• [Exercise data]
* BEGIN *

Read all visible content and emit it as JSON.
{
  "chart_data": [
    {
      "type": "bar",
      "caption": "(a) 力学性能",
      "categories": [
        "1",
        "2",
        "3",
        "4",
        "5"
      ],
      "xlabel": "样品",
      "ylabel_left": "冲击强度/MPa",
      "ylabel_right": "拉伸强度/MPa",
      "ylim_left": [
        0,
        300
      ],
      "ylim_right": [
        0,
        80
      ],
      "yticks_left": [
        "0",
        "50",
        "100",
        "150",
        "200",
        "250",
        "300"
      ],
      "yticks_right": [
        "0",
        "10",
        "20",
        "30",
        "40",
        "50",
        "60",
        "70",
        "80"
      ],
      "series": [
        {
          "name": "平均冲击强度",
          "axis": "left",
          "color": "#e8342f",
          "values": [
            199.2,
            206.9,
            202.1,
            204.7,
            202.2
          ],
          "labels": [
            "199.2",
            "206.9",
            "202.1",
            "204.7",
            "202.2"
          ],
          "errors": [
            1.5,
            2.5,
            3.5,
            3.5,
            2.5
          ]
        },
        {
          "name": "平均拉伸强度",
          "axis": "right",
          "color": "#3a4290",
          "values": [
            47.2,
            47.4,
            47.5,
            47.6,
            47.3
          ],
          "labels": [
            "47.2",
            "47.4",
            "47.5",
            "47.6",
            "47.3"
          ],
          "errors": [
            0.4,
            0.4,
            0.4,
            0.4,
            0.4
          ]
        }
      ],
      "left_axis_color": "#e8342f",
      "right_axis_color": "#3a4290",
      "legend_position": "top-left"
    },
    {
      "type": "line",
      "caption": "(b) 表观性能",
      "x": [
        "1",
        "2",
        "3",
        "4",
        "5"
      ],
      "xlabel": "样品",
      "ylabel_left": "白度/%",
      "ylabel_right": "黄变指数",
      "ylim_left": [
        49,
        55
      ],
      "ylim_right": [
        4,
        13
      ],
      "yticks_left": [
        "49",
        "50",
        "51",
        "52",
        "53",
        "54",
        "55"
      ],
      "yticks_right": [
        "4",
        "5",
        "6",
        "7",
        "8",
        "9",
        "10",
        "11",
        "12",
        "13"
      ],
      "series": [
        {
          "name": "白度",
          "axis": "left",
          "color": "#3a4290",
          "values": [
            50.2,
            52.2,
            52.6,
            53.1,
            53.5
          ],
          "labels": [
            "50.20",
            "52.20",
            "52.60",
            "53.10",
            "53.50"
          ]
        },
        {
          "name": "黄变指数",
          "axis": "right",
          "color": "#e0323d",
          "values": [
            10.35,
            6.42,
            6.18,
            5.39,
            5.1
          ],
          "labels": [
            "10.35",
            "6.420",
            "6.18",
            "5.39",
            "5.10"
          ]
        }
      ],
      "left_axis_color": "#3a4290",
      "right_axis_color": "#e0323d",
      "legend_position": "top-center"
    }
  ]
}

* END *

• [Work to do]
Repeat the whole listing exactly, keeping every line intact.

• [Result below]
Read all visible content and emit it as JSON.
{
  "chart_data": [
    {
      "type": "bar",
      "caption": "(a) 力学性能",
      "categories": [
        "1",
        "2",
        "3",
        "4",
        "5"
      ],
      "xlabel": "样品",
      "ylabel_left": "冲击强度/MPa",
      "ylabel_right": "拉伸强度/MPa",
      "ylim_left": [
        0,
        300
      ],
      "ylim_right": [
        0,
        80
      ],
      "yticks_left": [
        "0",
        "50",
        "100",
        "150",
        "200",
        "250",
        "300"
      ],
      "yticks_right": [
        "0",
        "10",
        "20",
        "30",
        "40",
        "50",
        "60",
        "70",
        "80"
      ],
      "series": [
        {
          "name": "平均冲击强度",
          "axis": "left",
          "color": "#e8342f",
          "values": [
            199.2,
            206.9,
            202.1,
            204.7,
            202.2
          ],
          "labels": [
            "199.2",
            "206.9",
            "202.1",
            "204.7",
            "202.2"
          ],
          "errors": [
            1.5,
            2.5,
            3.5,
            3.5,
            2.5
          ]
        },
        {
          "name": "平均拉伸强度",
          "axis": "right",
          "color": "#3a4290",
          "values": [
            47.2,
            47.4,
            47.5,
            47.6,
            47.3
          ],
          "labels": [
            "47.2",
            "47.4",
            "47.5",
            "47.6",
            "47.3"
          ],
          "errors": [
            0.4,
            0.4,
            0.4,
            0.4,
            0.4
          ]
        }
      ],
      "left_axis_color": "#e8342f",
      "right_axis_color": "#3a4290",
      "legend_position": "top-left"
    },
    {
      "type": "line",
      "caption": "(b) 表观性能",
      "x": [
        "1",
        "2",
        "3",
        "4",
        "5"
      ],
      "xlabel": "样品",
      "ylabel_left": "白度/%",
      "ylabel_right": "黄变指数",
      "ylim_left": [
        49,
        55
      ],
      "ylim_right": [
        4,
        13
      ],
      "yticks_left": [
        "49",
        "50",
        "51",
        "52",
        "53",
        "54",
        "55"
      ],
      "yticks_right": [
        "4",
        "5",
        "6",
        "7",
        "8",
        "9",
        "10",
        "11",
        "12",
        "13"
      ],
      "series": [
        {
          "name": "白度",
          "axis": "left",
          "color": "#3a4290",
          "values": [
            50.2,
            52.2,
            52.6,
            53.1,
            53.5
          ],
          "labels": [
            "50.20",
            "52.20",
            "52.60",
            "53.10",
            "53.50"
          ]
        },
        {
          "name": "黄变指数",
          "axis": "right",
          "color": "#e0323d",
          "values": [
            10.35,
            6.42,
            6.18,
            5.39,
            5.1
          ],
          "labels": [
            "10.35",
            "6.420",
            "6.18",
            "5.39",
            "5.10"
          ]
        }
      ],
      "left_axis_color": "#3a4290",
      "right_axis_color": "#e0323d",
      "legend_position": "top-center"
    }
  ]
}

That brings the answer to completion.